▶ Supplied information:
---

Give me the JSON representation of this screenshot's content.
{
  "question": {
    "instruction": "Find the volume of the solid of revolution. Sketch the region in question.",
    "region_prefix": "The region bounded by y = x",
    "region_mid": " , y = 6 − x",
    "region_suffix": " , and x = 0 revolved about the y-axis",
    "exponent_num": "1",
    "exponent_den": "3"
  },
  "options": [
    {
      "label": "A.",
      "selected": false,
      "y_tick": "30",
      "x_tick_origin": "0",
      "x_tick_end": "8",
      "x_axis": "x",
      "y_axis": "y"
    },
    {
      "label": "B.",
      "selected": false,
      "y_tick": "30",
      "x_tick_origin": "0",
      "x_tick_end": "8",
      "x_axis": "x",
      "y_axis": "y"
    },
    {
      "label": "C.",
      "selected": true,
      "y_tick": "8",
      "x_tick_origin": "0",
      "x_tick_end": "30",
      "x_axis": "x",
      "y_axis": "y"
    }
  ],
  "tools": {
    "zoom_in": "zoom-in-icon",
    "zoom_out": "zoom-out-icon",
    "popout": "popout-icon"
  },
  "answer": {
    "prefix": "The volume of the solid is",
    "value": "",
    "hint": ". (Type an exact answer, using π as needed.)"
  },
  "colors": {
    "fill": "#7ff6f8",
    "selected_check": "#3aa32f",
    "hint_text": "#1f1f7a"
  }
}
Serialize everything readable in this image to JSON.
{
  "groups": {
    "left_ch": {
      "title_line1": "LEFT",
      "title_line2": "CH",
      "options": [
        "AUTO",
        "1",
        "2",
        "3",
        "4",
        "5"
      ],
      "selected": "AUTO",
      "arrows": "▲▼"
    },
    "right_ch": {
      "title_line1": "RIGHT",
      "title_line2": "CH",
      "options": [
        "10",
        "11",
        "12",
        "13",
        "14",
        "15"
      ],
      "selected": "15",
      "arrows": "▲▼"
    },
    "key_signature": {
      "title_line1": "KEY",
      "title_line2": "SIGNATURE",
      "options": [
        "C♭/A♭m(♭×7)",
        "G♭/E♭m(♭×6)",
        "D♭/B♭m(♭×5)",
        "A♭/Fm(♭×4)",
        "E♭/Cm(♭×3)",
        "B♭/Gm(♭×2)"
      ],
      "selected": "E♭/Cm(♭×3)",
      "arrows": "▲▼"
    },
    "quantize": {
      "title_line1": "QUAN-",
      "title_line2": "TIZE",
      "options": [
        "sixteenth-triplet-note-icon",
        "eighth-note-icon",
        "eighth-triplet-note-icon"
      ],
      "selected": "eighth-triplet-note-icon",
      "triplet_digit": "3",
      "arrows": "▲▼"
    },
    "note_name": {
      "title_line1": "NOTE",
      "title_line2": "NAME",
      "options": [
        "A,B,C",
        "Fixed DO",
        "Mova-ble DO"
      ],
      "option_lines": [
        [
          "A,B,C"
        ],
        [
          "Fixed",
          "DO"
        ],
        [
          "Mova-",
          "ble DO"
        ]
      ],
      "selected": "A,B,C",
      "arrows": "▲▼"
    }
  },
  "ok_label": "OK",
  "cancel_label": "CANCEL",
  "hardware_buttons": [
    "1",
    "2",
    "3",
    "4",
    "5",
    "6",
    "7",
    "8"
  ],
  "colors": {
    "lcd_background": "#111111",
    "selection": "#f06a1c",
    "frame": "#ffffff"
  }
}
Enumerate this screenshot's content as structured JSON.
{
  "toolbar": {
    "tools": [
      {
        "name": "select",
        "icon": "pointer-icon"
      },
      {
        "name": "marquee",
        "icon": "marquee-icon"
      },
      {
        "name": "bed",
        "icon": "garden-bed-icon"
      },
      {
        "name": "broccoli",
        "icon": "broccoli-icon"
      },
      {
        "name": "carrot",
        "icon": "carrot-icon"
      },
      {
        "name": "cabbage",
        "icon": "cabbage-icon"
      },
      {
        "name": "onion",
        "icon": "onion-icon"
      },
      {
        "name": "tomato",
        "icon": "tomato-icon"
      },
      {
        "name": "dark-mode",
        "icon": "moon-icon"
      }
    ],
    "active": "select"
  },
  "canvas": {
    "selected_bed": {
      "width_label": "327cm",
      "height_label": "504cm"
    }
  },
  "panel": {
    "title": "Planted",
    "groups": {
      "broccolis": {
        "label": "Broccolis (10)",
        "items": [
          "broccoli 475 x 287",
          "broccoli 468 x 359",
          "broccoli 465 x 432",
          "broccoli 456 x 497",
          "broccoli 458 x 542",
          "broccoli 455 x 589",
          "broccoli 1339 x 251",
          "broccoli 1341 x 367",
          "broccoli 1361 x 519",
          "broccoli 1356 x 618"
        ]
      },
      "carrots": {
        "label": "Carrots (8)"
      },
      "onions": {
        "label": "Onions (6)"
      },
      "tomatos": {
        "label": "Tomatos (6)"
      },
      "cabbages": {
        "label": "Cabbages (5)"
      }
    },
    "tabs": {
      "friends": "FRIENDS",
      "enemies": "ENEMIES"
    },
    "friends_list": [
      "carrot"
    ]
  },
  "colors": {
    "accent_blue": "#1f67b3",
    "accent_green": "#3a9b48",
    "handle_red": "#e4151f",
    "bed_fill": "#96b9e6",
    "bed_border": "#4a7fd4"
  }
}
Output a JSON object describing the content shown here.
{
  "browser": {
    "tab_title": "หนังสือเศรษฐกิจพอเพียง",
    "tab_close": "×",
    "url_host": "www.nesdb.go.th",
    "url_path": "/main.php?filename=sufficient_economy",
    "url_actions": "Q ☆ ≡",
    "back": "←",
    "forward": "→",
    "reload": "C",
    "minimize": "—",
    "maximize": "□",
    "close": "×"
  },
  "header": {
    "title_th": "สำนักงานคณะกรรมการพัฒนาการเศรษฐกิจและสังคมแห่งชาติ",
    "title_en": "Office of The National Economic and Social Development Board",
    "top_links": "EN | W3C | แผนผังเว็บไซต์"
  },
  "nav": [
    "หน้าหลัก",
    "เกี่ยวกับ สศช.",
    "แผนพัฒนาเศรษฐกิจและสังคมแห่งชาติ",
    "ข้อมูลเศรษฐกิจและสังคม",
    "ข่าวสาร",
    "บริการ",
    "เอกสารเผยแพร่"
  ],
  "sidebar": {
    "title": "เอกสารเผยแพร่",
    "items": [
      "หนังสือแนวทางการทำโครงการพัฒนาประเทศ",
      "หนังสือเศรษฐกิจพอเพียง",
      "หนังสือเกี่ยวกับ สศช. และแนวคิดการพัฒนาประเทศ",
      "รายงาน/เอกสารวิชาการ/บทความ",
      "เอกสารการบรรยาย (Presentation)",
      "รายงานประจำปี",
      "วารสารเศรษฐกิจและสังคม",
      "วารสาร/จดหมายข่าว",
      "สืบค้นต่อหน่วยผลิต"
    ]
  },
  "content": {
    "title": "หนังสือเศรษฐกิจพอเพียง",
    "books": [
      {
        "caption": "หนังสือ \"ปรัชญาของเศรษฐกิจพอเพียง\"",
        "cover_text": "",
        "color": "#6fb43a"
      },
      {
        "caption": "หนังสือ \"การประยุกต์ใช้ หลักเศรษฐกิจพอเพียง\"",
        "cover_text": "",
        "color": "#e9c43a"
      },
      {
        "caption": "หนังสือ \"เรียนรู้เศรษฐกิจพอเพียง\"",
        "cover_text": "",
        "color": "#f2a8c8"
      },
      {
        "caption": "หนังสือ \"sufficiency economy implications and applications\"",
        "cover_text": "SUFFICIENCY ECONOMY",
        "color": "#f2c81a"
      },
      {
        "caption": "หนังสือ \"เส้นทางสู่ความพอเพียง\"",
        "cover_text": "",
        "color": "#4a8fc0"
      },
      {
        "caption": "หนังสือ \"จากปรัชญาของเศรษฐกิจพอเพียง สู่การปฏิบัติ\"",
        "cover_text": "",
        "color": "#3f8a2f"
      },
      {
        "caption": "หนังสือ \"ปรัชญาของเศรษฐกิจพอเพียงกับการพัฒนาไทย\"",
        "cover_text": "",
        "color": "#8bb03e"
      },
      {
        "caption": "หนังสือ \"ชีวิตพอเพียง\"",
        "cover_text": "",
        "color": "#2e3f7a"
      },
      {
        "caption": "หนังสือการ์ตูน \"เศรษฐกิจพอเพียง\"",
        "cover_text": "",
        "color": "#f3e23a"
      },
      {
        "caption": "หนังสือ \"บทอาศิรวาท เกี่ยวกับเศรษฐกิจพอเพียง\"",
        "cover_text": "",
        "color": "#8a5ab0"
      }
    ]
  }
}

---

▶ Exercise goal: In the entries above, count each line holding "question" and report the total and nothing more.

▶ Task output: 2